*Records for processing*
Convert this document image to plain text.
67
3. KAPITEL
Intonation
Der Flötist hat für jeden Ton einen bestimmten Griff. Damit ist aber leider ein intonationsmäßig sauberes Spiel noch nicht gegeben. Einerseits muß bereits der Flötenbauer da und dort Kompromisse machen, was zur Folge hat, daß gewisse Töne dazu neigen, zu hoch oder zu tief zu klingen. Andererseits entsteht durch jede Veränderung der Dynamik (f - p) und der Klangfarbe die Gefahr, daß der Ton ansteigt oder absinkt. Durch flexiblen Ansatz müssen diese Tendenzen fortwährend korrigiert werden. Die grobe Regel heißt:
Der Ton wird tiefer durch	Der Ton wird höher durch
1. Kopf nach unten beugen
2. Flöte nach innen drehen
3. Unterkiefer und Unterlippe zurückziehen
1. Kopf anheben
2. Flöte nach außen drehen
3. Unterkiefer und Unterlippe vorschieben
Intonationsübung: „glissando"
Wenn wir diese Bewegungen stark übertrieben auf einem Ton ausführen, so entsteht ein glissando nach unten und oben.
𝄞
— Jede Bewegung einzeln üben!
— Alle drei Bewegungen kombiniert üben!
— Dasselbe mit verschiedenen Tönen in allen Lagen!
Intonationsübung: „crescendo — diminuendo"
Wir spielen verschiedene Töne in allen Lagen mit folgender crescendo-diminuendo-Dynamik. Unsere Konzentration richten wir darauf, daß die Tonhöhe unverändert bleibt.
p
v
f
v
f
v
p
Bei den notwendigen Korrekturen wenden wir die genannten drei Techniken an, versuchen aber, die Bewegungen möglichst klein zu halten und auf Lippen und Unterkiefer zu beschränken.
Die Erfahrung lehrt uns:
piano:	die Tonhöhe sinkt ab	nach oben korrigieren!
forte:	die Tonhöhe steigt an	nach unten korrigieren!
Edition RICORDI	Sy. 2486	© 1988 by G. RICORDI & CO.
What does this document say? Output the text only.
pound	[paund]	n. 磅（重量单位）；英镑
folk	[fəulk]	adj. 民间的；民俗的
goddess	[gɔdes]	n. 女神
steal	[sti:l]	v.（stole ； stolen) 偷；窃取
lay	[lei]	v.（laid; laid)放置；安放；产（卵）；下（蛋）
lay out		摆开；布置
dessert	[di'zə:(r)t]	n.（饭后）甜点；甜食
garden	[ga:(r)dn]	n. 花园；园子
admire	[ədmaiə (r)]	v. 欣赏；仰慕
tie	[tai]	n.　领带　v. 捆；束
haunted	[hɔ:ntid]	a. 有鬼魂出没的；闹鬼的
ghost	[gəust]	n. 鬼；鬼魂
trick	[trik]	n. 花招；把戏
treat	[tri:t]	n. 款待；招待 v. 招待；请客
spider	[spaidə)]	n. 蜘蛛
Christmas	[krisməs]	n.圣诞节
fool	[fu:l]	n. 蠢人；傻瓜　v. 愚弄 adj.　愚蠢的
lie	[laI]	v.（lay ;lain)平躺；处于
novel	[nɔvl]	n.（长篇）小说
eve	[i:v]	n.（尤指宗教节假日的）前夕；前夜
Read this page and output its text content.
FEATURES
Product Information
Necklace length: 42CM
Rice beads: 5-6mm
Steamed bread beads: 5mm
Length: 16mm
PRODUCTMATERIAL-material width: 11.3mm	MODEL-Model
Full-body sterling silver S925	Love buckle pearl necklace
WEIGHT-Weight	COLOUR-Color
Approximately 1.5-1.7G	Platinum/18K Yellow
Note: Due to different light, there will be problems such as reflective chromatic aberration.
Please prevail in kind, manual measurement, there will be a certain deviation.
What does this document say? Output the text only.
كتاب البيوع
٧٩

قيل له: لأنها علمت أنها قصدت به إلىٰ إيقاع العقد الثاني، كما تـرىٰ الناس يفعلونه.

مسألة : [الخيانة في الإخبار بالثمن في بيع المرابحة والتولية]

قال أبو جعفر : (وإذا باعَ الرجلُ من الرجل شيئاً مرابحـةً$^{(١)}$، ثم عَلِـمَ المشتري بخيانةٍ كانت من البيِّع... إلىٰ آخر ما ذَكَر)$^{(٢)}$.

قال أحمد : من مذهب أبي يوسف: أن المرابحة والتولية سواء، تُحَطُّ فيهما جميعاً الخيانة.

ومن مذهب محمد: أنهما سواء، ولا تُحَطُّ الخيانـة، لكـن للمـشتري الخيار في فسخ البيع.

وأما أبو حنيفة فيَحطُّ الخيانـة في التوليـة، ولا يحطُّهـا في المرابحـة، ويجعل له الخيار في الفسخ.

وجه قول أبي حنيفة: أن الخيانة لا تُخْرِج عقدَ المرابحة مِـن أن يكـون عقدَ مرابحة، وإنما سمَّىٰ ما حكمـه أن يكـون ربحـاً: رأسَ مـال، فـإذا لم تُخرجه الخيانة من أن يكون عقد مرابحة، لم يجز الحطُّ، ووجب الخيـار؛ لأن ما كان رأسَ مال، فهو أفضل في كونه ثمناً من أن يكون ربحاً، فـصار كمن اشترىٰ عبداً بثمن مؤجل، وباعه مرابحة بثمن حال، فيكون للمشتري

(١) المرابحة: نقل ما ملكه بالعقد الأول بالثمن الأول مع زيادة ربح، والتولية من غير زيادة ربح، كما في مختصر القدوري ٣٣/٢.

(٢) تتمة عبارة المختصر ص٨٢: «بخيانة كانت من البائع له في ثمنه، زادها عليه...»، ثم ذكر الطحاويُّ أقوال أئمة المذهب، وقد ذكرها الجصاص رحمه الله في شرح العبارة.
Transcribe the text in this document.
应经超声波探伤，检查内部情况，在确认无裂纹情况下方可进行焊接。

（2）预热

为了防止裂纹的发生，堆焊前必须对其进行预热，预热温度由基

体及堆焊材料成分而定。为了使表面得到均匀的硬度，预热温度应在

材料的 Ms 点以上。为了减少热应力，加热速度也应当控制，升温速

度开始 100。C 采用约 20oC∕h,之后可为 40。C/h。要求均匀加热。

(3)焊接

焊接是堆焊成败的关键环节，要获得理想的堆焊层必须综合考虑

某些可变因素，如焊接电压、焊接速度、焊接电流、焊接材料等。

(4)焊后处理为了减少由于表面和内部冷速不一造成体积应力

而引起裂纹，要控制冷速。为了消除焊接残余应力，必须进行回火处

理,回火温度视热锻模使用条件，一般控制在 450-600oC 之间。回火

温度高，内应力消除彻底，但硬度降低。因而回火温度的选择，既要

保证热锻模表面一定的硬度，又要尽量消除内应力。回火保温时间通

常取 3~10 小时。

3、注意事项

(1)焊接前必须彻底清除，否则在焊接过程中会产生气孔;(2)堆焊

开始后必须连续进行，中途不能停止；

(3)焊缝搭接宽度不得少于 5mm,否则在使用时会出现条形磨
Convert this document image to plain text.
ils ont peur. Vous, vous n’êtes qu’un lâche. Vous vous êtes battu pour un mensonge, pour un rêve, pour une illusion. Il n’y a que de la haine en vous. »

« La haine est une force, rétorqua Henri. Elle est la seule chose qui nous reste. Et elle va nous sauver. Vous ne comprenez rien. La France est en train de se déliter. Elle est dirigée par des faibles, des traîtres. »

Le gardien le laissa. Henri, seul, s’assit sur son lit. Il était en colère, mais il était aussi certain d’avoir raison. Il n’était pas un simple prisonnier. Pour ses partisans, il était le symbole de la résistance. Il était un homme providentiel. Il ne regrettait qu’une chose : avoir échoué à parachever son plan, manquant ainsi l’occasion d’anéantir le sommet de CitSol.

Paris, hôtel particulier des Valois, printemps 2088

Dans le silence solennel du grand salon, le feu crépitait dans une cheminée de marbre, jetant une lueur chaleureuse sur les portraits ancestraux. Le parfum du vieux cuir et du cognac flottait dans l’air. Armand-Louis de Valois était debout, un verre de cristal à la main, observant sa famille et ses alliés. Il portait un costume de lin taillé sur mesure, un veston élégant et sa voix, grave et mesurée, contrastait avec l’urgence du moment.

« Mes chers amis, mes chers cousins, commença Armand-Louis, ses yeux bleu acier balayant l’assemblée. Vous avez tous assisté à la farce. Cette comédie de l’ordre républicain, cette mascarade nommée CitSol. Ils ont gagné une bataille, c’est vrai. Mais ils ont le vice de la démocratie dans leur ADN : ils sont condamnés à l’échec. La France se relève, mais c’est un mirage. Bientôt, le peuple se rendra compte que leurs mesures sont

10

*Required task*
Show all lines in the entries above where the word "oben" appears.

*Exercise solution*
Wenn wir diese Bewegungen stark übertrieben auf einem Ton ausführen, so entsteht ein glissando nach unten und oben.
piano:	die Tonhöhe sinkt ab	nach oben korrigieren!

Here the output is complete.